(Records contained in a dataset)

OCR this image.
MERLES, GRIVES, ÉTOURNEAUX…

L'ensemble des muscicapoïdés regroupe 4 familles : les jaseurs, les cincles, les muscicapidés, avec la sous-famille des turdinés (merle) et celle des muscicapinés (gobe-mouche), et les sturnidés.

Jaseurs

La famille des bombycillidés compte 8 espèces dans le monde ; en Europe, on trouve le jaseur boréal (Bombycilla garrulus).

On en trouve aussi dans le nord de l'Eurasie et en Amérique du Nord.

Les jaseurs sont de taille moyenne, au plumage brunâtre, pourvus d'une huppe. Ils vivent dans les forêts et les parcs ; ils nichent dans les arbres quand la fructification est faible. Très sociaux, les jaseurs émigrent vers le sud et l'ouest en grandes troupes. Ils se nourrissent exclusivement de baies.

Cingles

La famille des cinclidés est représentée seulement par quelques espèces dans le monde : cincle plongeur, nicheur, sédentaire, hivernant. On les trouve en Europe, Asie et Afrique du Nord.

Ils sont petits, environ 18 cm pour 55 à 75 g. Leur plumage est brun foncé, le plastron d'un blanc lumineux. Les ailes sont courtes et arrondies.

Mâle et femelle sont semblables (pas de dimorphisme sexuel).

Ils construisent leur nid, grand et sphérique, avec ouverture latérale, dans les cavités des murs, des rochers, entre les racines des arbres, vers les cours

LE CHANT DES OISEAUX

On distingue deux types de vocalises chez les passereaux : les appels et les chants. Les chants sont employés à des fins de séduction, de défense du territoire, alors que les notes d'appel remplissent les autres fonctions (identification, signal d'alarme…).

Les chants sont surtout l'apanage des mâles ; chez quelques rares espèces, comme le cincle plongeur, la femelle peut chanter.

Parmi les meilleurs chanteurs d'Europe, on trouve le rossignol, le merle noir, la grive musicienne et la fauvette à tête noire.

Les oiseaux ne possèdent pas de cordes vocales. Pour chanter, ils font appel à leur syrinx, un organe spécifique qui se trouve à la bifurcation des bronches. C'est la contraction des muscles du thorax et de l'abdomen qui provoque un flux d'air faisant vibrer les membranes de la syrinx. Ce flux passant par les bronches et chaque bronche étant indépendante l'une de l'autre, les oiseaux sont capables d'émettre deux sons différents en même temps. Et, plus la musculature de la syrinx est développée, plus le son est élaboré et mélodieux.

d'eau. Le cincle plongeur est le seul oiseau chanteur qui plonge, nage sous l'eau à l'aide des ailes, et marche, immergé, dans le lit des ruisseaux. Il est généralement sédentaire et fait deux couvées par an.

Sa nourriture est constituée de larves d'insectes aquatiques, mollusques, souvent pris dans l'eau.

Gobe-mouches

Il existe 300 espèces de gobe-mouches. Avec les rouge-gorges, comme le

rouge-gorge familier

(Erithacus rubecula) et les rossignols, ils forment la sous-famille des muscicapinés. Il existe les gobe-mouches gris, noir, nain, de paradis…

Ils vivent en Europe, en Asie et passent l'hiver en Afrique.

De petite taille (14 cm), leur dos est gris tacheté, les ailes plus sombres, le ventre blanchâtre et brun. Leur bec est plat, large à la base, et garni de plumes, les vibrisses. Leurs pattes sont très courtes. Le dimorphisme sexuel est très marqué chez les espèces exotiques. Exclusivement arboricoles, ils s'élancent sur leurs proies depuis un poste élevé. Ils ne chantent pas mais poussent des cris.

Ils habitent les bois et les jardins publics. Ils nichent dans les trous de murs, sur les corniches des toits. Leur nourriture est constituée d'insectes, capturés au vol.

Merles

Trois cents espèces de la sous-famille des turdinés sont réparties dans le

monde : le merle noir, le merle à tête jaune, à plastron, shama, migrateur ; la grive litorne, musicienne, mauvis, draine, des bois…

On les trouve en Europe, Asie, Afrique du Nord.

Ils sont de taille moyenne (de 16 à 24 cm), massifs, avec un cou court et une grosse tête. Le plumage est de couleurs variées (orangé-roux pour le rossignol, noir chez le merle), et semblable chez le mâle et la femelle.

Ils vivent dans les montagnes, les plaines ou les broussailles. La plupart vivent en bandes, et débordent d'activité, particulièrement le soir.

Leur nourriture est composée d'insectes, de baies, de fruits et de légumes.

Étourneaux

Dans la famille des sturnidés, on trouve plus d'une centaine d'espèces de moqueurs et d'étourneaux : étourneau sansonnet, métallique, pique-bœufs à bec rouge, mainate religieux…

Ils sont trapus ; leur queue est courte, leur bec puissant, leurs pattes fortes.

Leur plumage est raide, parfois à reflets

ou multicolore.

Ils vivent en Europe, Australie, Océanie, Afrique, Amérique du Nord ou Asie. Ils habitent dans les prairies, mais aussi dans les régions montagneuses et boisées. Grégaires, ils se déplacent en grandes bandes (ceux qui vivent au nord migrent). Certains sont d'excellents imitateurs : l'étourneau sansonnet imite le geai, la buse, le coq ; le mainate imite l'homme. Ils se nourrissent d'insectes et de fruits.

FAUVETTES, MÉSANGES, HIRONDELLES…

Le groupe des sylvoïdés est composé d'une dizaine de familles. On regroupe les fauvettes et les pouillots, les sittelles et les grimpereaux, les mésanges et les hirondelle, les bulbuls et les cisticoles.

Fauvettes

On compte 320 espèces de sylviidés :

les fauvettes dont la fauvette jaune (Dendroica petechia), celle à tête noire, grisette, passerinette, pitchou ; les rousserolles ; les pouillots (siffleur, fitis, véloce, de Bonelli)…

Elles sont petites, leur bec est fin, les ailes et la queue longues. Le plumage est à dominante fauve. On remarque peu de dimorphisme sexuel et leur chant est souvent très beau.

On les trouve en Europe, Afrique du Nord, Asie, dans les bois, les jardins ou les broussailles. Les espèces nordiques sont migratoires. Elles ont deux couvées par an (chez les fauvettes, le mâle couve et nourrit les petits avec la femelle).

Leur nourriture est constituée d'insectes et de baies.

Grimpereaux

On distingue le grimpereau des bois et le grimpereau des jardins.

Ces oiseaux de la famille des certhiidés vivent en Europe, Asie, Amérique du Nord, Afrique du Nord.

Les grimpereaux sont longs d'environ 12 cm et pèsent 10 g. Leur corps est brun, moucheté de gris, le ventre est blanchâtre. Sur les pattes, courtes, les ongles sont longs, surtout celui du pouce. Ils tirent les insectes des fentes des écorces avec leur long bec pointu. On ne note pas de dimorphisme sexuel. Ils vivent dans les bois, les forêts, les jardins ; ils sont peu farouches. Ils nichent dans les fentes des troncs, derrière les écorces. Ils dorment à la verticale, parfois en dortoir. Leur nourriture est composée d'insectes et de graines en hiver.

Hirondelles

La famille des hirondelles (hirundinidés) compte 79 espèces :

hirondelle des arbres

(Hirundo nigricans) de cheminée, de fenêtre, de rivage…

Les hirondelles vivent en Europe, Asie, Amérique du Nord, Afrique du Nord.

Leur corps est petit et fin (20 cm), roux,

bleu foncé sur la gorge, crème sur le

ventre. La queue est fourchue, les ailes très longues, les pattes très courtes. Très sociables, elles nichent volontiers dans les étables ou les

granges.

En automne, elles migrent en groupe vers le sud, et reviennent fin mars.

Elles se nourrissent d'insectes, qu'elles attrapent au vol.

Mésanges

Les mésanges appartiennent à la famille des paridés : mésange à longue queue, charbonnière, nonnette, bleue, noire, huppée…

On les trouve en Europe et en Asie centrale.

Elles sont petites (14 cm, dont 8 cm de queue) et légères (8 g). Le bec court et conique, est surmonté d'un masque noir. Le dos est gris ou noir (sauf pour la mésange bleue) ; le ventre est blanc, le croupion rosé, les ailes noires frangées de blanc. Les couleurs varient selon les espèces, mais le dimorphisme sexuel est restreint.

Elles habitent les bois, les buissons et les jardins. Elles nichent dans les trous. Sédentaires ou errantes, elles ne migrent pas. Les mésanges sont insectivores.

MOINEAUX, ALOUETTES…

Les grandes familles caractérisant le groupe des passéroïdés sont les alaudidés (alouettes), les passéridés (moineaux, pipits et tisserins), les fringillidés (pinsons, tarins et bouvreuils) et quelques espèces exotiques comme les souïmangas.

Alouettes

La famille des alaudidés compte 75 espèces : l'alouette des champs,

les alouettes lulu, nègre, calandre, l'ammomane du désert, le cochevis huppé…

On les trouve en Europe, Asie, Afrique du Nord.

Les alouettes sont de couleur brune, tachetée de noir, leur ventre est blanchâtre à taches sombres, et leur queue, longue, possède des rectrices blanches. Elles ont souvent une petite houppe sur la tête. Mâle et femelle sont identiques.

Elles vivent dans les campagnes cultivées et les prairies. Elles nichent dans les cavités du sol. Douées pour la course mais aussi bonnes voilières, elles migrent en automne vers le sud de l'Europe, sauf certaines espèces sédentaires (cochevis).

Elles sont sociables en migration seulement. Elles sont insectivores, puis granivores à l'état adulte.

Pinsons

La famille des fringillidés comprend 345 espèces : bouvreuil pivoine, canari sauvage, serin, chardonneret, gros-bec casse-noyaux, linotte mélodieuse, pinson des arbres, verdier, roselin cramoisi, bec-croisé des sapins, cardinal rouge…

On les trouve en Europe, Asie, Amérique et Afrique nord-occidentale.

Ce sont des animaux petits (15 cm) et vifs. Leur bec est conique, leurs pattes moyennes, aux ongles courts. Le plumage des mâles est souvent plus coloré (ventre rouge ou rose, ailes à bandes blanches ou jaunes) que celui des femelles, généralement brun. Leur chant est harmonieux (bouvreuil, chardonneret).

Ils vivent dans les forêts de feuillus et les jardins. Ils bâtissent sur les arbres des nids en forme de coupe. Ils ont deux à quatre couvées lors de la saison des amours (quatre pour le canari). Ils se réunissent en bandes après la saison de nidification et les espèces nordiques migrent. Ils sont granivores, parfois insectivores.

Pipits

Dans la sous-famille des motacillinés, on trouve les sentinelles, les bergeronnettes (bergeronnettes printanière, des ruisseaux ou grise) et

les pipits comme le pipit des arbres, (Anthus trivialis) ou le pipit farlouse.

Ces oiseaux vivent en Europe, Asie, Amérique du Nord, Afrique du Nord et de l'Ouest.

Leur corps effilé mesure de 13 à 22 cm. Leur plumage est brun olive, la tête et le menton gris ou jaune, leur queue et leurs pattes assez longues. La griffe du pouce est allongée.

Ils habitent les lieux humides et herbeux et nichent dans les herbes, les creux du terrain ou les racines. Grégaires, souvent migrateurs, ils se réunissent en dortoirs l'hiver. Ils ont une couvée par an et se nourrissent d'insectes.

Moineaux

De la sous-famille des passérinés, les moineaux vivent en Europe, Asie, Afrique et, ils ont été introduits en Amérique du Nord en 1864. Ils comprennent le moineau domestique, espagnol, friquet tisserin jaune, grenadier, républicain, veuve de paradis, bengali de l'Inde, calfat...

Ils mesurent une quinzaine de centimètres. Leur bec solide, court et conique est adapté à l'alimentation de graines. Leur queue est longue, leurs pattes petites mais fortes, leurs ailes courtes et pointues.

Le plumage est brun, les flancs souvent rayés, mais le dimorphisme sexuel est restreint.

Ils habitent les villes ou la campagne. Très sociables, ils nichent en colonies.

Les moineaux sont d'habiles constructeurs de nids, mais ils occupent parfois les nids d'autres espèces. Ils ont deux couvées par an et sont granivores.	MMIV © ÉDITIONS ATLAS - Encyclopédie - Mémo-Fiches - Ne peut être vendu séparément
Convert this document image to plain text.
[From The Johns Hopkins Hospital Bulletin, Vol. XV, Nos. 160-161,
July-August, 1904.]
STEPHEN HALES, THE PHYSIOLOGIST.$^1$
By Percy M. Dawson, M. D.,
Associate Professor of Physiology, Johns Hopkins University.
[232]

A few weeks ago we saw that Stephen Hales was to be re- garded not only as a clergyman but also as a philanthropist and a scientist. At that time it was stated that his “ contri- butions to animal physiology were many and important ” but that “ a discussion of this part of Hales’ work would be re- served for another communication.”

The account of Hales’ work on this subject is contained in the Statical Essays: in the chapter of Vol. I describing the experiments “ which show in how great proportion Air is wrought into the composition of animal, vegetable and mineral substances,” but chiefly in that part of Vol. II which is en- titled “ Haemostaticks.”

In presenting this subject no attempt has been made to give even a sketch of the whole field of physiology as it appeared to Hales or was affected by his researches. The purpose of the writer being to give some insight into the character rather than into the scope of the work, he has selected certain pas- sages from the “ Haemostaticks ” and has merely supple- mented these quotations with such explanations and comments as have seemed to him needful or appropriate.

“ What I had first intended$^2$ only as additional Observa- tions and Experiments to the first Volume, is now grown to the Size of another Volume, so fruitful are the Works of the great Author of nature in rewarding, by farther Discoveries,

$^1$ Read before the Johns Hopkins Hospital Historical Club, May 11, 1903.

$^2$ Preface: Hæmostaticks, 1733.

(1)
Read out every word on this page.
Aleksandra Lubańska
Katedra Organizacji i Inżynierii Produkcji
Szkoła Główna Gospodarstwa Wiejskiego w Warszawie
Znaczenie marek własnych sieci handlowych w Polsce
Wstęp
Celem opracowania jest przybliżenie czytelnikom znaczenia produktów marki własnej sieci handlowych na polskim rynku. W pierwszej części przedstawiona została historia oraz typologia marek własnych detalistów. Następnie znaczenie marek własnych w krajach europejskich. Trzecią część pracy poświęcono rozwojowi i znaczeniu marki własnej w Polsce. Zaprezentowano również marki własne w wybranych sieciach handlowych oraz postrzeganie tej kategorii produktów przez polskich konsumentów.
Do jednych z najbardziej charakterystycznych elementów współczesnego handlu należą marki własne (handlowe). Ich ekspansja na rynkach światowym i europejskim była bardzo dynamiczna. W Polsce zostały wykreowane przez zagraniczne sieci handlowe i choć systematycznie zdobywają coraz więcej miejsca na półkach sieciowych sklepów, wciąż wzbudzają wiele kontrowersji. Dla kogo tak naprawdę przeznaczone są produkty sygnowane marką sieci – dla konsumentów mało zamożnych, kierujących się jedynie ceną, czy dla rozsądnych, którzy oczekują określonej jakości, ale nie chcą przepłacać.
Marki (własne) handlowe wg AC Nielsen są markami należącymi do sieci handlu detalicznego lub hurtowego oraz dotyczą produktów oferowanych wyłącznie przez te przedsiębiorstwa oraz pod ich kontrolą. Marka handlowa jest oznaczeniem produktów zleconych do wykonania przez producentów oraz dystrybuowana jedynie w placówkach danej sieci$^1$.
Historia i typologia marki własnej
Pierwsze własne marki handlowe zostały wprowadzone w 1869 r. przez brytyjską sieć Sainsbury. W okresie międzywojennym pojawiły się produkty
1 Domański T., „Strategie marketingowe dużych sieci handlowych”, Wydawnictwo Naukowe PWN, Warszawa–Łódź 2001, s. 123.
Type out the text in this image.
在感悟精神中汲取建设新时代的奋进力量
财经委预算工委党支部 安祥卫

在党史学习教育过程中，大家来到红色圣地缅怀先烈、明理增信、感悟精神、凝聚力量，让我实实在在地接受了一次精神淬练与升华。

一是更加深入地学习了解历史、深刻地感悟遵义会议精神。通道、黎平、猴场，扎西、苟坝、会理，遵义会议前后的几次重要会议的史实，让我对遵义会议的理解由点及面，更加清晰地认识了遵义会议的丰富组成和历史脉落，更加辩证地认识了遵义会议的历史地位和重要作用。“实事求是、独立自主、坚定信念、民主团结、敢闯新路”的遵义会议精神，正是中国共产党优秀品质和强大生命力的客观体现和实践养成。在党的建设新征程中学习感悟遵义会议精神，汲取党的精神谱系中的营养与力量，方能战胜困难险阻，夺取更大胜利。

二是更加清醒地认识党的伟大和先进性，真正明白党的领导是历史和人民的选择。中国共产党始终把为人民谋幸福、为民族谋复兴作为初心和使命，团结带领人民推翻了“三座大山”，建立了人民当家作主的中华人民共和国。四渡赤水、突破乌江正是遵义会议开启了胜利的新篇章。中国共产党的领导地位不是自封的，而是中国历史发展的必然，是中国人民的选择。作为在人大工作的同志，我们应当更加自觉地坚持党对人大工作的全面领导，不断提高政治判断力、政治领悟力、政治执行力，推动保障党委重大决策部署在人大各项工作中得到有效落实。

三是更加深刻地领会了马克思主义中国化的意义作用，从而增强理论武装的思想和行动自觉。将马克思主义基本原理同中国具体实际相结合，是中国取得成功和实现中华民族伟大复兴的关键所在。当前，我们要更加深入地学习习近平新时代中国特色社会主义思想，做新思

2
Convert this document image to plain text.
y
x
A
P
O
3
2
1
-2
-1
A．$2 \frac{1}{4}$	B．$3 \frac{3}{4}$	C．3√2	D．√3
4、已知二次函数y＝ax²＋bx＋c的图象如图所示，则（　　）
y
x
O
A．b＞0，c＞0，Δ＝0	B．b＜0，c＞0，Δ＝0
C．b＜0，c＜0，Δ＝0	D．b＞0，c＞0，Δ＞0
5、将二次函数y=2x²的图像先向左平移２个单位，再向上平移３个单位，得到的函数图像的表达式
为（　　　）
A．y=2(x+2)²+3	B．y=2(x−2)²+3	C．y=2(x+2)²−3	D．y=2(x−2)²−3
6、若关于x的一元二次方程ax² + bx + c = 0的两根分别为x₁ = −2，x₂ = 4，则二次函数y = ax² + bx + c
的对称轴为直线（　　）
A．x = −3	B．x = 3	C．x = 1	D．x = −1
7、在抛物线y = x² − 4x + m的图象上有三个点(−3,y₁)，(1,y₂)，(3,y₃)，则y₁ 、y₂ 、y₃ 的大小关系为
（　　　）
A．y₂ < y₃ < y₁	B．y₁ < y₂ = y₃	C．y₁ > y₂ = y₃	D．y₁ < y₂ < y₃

WHAT YOU ARE ASKED TO DO >> List every line above that contains the word "własnej".

FULL SOLUTION >>
Celem opracowania jest przybliżenie czytelnikom znaczenia produktów marki własnej sieci handlowych na polskim rynku. W pierwszej części przedstawiona została historia oraz typologia marek własnych detalistów. Następnie znaczenie marek własnych w krajach europejskich. Trzecią część pracy poświęcono rozwojowi i znaczeniu marki własnej w Polsce. Zaprezentowano również marki własne w wybranych sieciach handlowych oraz postrzeganie tej kategorii produktów przez polskich konsumentów.
Historia i typologia marki własnej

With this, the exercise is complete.